**BRIEF:** Note each line of the listing that contains the string "icon", and copy it.

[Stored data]
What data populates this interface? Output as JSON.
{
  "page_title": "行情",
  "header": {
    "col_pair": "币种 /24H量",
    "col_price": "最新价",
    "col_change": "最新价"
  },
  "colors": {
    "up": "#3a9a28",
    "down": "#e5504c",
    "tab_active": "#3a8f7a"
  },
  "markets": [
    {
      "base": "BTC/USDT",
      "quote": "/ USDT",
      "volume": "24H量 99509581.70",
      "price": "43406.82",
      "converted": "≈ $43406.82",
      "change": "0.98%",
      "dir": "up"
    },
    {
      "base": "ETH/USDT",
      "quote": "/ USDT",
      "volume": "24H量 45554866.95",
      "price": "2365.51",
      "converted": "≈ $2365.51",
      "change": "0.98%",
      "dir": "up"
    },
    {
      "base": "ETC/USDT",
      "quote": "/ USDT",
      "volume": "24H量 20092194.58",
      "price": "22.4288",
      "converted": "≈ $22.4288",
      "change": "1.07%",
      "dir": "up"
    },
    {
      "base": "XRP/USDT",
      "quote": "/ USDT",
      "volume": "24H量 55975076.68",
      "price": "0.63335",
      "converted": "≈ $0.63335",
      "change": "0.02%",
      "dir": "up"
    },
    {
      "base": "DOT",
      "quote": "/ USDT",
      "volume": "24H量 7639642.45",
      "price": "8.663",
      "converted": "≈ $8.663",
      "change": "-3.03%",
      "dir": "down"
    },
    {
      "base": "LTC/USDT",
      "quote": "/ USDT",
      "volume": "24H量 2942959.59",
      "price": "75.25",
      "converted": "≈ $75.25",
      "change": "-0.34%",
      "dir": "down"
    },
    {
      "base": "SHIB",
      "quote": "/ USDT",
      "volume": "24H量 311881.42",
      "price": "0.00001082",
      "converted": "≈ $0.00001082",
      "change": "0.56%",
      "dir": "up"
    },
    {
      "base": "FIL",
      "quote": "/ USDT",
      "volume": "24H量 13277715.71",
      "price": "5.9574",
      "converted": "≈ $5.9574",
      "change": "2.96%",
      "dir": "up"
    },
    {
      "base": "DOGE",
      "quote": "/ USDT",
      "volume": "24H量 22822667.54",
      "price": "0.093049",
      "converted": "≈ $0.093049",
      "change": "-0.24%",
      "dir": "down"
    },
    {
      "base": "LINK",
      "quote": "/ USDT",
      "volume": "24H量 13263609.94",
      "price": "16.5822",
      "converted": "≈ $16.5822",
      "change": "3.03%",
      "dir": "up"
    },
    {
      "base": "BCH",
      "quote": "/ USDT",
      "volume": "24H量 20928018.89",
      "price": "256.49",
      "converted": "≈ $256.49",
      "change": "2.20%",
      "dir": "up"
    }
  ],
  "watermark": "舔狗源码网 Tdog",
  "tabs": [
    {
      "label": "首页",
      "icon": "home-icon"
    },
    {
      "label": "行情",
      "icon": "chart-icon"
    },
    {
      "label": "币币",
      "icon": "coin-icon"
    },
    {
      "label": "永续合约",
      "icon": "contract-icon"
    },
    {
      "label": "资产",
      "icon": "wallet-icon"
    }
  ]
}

**WRITTEN SOLUTION:**
      "icon": "home-icon"
      "icon": "chart-icon"
      "icon": "coin-icon"
      "icon": "contract-icon"
      "icon": "wallet-icon"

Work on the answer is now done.